[start]

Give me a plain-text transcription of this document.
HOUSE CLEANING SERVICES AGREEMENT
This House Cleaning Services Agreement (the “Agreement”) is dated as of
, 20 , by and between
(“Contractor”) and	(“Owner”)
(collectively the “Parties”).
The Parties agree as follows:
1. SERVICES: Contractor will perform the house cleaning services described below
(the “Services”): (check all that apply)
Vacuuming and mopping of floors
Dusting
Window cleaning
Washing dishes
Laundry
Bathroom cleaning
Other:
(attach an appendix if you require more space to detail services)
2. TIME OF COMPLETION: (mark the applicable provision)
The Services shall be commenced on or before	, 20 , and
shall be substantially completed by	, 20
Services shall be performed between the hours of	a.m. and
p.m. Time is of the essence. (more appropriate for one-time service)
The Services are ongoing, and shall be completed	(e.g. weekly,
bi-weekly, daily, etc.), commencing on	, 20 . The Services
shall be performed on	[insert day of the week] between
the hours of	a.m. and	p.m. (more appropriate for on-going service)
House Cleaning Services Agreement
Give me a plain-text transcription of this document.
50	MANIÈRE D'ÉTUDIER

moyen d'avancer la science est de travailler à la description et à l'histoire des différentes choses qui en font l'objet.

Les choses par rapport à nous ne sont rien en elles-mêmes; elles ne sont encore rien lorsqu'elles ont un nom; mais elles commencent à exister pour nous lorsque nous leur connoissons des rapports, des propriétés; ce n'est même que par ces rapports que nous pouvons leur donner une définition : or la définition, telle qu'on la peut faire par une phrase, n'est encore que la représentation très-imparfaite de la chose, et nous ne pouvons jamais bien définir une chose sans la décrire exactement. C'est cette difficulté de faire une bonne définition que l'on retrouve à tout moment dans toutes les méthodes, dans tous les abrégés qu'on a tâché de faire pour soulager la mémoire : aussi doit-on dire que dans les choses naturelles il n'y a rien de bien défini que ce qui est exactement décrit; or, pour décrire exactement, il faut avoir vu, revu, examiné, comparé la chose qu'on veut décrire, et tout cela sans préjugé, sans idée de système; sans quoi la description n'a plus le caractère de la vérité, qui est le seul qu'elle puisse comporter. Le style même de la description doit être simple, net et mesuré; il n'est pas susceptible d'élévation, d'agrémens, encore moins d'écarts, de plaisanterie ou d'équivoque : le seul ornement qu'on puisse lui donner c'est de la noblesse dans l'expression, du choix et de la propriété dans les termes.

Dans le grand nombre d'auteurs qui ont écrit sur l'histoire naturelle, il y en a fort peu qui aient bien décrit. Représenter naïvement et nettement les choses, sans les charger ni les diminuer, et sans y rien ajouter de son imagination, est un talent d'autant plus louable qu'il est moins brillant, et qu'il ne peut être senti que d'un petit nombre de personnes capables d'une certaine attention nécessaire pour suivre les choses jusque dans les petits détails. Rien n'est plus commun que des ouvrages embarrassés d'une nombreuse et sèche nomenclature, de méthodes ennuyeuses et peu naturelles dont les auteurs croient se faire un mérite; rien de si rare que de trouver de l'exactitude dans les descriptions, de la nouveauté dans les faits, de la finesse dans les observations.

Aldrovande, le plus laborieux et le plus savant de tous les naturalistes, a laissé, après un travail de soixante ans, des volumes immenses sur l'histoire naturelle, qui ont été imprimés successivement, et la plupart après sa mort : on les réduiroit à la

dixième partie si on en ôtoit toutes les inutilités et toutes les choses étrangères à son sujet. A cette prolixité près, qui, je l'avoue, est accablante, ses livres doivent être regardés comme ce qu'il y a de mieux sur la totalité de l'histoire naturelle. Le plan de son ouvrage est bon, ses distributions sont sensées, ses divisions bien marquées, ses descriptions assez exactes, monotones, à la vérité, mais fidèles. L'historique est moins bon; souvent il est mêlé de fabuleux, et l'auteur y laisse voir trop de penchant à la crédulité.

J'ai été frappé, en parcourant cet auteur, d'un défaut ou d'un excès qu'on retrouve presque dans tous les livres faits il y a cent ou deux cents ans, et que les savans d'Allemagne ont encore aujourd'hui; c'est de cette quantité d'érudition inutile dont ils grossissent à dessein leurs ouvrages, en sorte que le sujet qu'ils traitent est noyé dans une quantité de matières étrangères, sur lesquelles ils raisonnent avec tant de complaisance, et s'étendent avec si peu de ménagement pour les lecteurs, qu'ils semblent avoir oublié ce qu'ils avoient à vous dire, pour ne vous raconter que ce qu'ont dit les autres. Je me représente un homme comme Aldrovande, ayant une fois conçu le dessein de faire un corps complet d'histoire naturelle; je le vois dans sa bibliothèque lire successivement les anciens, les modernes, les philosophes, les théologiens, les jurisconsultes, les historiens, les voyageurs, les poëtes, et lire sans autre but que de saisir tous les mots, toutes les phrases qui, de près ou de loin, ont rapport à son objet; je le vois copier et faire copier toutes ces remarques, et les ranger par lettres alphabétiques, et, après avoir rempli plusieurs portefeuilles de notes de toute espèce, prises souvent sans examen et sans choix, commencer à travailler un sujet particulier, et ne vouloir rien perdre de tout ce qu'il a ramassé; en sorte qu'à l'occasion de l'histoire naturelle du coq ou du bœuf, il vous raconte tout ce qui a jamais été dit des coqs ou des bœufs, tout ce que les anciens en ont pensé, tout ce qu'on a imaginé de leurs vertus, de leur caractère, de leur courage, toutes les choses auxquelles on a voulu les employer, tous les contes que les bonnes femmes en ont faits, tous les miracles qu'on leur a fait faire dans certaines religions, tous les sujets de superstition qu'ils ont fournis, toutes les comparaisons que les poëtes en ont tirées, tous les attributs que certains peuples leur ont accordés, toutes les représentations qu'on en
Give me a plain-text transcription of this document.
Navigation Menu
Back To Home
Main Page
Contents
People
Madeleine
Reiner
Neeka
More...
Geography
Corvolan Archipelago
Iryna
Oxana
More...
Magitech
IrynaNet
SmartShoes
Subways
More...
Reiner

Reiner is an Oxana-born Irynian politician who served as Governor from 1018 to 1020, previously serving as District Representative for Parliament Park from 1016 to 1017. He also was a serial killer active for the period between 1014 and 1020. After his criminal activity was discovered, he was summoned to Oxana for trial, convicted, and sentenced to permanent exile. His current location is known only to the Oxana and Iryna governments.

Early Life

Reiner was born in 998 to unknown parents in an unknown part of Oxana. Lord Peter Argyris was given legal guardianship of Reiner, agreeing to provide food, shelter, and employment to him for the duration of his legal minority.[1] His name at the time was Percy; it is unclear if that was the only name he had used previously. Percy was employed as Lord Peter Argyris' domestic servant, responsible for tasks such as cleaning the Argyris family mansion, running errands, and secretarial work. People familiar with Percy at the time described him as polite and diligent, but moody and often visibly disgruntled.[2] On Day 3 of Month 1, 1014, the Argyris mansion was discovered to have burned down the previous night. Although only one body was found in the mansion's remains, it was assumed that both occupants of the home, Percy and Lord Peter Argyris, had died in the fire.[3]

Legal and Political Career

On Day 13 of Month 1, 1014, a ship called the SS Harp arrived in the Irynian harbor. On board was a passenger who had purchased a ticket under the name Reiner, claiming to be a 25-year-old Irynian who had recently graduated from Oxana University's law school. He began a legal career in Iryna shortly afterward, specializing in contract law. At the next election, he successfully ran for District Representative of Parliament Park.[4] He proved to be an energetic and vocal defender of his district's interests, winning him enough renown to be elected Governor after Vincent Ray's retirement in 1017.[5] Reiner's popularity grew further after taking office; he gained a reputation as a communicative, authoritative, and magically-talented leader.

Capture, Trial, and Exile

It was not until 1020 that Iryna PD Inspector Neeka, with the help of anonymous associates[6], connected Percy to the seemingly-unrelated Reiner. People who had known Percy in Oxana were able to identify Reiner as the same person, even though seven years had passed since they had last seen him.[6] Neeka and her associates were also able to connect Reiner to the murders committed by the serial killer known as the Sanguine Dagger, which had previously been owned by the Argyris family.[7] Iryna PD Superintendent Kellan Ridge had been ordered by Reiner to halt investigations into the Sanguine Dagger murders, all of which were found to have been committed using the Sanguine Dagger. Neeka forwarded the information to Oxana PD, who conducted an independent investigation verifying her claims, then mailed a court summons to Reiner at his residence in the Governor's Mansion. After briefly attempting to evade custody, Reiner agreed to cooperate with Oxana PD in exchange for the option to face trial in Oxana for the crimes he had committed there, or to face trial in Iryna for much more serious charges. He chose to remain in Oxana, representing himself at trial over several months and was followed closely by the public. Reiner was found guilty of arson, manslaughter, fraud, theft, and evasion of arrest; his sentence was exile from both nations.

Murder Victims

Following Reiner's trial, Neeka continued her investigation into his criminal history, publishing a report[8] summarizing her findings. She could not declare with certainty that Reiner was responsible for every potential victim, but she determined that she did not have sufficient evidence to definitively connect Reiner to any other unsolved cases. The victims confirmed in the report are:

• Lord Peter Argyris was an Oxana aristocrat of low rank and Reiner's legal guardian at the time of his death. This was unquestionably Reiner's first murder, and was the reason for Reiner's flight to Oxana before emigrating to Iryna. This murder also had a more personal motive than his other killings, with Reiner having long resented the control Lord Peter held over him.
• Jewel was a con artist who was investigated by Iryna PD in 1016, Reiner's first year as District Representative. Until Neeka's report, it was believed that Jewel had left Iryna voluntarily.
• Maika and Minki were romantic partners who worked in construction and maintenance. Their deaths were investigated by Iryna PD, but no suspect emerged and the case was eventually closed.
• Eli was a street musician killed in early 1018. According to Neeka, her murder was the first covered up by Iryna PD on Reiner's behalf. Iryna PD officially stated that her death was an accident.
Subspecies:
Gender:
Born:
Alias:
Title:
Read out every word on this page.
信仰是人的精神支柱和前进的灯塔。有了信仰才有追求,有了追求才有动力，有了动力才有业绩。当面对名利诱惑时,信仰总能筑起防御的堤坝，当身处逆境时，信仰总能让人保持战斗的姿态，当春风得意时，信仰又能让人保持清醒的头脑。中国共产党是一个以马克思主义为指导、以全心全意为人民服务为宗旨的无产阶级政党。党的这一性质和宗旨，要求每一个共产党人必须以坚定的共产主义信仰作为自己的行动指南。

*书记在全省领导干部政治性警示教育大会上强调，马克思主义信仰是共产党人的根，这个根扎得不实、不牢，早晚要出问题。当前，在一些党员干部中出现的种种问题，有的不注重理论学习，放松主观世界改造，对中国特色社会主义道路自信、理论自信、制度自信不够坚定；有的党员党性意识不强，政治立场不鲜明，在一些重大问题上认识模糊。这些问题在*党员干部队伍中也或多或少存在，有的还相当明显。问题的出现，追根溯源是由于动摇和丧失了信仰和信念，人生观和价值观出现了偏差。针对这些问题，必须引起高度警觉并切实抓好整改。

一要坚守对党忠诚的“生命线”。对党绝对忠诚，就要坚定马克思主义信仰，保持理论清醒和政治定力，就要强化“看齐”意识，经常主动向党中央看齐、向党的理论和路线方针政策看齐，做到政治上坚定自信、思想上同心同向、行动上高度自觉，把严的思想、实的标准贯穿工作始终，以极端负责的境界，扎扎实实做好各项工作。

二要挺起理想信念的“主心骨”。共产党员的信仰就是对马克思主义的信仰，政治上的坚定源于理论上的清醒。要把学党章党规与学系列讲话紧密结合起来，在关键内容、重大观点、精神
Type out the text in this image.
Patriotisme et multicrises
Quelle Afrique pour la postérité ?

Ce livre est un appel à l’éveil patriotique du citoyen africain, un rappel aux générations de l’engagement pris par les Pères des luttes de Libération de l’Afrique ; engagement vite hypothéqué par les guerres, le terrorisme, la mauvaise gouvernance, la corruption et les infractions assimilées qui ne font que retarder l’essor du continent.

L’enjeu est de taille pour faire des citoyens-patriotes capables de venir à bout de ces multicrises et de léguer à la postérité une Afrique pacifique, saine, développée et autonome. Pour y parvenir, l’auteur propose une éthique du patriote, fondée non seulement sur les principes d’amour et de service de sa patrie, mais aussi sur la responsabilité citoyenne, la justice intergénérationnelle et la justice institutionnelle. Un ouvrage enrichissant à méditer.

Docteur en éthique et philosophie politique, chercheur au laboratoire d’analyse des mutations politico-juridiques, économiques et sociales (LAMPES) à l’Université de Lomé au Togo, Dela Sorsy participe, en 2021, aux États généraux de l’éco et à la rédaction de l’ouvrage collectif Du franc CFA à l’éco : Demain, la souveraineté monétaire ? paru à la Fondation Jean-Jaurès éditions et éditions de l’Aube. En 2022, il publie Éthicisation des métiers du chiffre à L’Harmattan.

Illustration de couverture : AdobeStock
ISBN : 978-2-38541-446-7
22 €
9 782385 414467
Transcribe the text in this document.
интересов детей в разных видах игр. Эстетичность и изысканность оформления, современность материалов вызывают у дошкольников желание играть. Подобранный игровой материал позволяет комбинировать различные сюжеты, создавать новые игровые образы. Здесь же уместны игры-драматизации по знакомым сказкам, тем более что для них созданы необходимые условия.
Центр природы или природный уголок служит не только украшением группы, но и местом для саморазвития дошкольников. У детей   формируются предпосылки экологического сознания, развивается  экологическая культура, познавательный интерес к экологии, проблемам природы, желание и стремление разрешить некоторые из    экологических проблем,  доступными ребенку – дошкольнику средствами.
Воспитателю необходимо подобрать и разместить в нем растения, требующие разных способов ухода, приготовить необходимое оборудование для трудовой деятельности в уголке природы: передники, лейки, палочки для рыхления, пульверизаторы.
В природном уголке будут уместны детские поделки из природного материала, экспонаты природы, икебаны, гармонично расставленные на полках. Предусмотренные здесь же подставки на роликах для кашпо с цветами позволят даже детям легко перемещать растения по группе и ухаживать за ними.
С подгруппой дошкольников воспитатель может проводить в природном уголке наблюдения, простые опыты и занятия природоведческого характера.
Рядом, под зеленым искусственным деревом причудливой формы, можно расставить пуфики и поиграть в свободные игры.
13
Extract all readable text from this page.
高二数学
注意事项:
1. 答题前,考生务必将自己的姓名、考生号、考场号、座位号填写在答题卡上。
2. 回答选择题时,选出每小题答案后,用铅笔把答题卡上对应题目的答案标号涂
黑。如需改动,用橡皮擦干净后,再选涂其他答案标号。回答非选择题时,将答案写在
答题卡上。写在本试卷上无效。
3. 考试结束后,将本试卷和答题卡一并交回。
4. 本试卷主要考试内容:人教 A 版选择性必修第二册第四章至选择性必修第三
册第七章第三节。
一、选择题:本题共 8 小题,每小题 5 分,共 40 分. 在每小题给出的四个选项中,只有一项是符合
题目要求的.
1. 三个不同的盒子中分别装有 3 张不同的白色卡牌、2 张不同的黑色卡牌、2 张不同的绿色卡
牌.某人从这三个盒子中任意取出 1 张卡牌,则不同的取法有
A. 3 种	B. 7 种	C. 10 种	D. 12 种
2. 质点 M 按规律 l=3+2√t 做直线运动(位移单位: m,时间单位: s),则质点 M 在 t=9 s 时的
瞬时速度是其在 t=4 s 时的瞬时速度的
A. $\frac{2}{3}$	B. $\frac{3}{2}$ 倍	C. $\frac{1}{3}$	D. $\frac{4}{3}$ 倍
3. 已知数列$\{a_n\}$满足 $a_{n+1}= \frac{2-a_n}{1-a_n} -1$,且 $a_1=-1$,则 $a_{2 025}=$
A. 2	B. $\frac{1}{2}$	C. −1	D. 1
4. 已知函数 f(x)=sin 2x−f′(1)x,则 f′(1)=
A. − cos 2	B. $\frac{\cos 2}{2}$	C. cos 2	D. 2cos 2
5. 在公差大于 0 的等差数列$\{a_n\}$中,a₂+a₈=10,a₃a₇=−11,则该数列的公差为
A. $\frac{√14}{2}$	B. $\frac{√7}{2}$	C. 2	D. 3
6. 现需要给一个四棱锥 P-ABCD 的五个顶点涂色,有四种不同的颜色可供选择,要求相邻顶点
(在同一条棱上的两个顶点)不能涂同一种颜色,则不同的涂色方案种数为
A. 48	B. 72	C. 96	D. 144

[end]

[TASK REQUIREMENTS]:
List every line from the entries above in which "report" appears.

[FULL ANSWER]:
Following Reiner's trial, Neeka continued her investigation into his criminal history, publishing a report[8] summarizing her findings. She could not declare with certainty that Reiner was responsible for every potential victim, but she determined that she did not have sufficient evidence to definitively connect Reiner to any other unsolved cases. The victims confirmed in the report are:
• Jewel was a con artist who was investigated by Iryna PD in 1016, Reiner's first year as District Representative. Until Neeka's report, it was believed that Jewel had left Iryna voluntarily.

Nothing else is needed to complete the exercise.